#### [GOAL]
All of the material below is to be restated word for word, apart from the pictures.

[BEGIN DATA PROVIDED]

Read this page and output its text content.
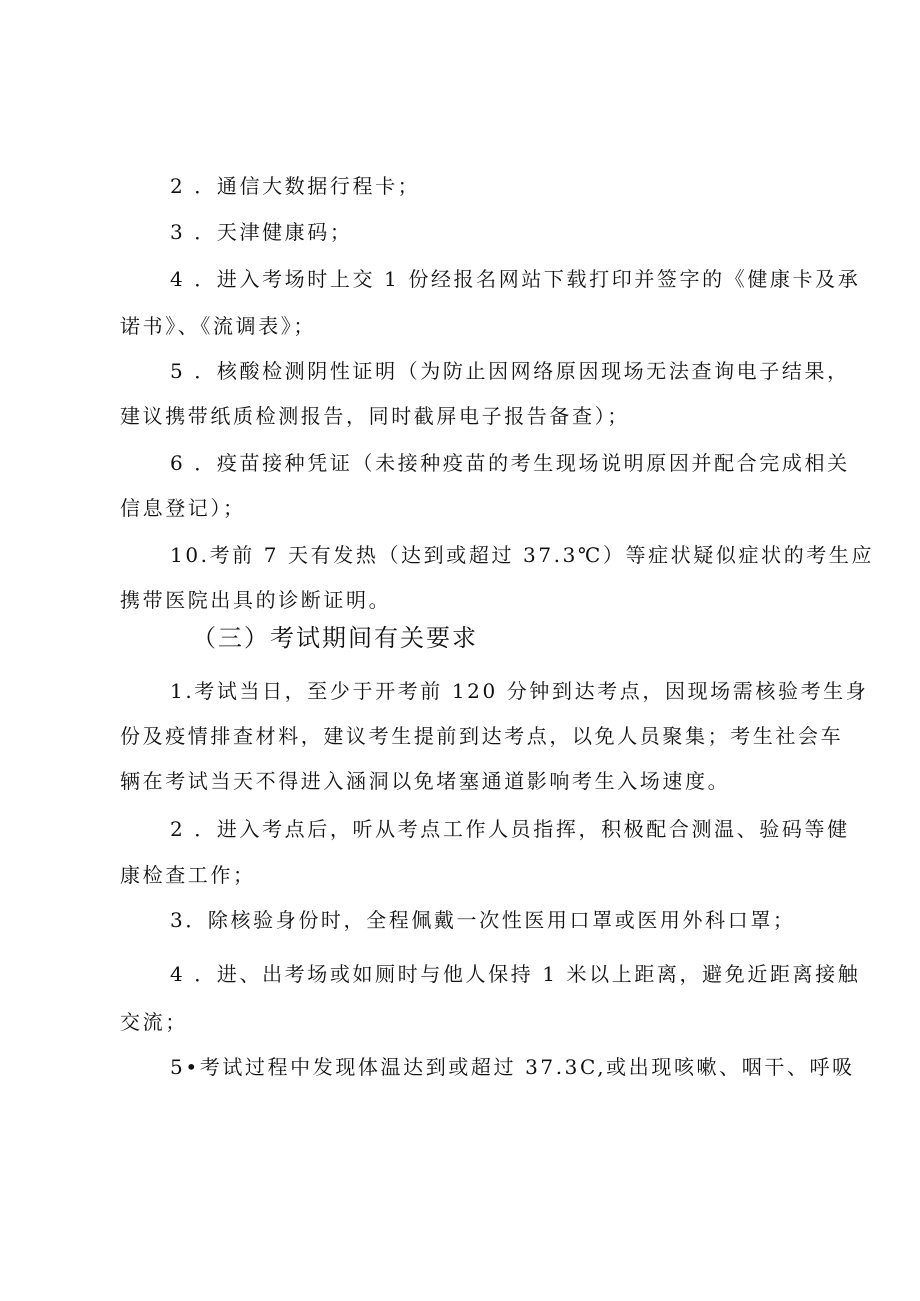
2 ．通信大数据行程卡；
3 ．天津健康码；
4 ．进入考场时上交 1 份经报名网站下载打印并签字的《健康卡及承
诺书》、《流调表》；
5 ．核酸检测阴性证明（为防止因网络原因现场无法查询电子结果，
建议携带纸质检测报告，同时截屏电子报告备查）；
6 ．疫苗接种凭证（未接种疫苗的考生现场说明原因并配合完成相关
信息登记）；
10.考前 7 天有发热（达到或超过 37.3℃）等症状疑似症状的考生应
携带医院出具的诊断证明。
（三）考试期间有关要求
1.考试当日，至少于开考前 120 分钟到达考点，因现场需核验考生身
份及疫情排查材料，建议考生提前到达考点，以免人员聚集；考生社会车
辆在考试当天不得进入涵洞以免堵塞通道影响考生入场速度。
2 ．进入考点后，听从考点工作人员指挥，积极配合测温、验码等健
康检查工作；
3．除核验身份时，全程佩戴一次性医用口罩或医用外科口罩；
4 ．进、出考场或如厕时与他人保持 1 米以上距离，避免近距离接触
交流；
5•考试过程中发现体温达到或超过 37.3C,或出现咳嗽、咽干、呼吸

[END DATA PROVIDED]

#### [TASK RESULT]
Read this page and output its text content.
2 ．通信大数据行程卡；
3 ．天津健康码；
4 ．进入考场时上交 1 份经报名网站下载打印并签字的《健康卡及承
诺书》、《流调表》；
5 ．核酸检测阴性证明（为防止因网络原因现场无法查询电子结果，
建议携带纸质检测报告，同时截屏电子报告备查）；
6 ．疫苗接种凭证（未接种疫苗的考生现场说明原因并配合完成相关
信息登记）；
10.考前 7 天有发热（达到或超过 37.3℃）等症状疑似症状的考生应
携带医院出具的诊断证明。
（三）考试期间有关要求
1.考试当日，至少于开考前 120 分钟到达考点，因现场需核验考生身
份及疫情排查材料，建议考生提前到达考点，以免人员聚集；考生社会车
辆在考试当天不得进入涵洞以免堵塞通道影响考生入场速度。
2 ．进入考点后，听从考点工作人员指挥，积极配合测温、验码等健
康检查工作；
3．除核验身份时，全程佩戴一次性医用口罩或医用外科口罩；
4 ．进、出考场或如厕时与他人保持 1 米以上距离，避免近距离接触
交流；
5•考试过程中发现体温达到或超过 37.3C,或出现咳嗽、咽干、呼吸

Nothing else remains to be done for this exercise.